Check each line of the listing for the word "septiembre" and report how many lines contain it, giving nothing but the number.

DATA EXCERPTS:
■ ■ ■ ■ ■ ■ ■
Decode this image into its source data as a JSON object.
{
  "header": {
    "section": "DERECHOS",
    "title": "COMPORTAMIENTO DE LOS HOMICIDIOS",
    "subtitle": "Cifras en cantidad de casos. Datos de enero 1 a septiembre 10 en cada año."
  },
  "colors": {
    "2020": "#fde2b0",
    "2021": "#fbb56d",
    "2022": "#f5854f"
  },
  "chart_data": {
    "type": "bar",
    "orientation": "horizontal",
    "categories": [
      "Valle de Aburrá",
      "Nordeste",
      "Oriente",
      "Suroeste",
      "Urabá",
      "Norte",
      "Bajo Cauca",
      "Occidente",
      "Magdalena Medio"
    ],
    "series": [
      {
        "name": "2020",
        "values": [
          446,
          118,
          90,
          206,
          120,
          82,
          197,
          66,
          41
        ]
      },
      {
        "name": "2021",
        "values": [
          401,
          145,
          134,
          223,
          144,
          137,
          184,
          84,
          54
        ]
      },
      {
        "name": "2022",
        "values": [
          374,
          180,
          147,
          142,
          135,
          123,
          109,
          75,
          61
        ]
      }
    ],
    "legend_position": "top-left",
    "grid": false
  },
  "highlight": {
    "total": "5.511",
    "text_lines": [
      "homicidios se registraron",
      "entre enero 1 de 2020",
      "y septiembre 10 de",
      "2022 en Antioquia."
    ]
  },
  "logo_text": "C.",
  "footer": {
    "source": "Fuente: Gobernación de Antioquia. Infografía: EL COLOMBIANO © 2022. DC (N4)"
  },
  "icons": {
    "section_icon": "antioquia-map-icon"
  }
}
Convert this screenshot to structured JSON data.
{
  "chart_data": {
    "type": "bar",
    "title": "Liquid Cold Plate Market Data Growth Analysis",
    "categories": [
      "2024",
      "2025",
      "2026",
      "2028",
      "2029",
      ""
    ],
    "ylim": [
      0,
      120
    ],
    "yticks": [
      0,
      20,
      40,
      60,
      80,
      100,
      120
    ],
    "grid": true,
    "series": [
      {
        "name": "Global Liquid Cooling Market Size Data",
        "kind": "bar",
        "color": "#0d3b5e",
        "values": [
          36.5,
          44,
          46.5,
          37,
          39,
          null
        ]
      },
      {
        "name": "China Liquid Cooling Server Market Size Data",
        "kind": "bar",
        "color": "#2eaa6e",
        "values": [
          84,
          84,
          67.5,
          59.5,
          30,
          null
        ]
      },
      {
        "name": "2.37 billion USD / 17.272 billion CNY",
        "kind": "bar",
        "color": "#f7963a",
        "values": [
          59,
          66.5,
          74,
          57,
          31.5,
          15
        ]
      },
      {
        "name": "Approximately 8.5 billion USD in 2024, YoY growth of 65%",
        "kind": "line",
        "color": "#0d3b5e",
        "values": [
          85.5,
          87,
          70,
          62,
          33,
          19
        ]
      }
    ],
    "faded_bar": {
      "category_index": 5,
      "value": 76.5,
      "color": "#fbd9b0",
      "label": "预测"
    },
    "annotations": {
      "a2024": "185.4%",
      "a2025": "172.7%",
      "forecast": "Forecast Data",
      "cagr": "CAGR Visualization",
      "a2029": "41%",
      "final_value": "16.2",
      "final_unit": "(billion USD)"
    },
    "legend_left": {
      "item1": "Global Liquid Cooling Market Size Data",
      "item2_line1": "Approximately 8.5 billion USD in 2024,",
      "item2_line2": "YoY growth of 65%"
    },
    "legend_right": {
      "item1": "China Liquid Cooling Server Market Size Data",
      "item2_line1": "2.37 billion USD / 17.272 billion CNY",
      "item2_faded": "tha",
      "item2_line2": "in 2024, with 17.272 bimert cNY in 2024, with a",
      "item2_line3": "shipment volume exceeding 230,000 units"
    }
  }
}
■ ■ ■ ■ ■ ■ ■
FULL RESPONSE: 2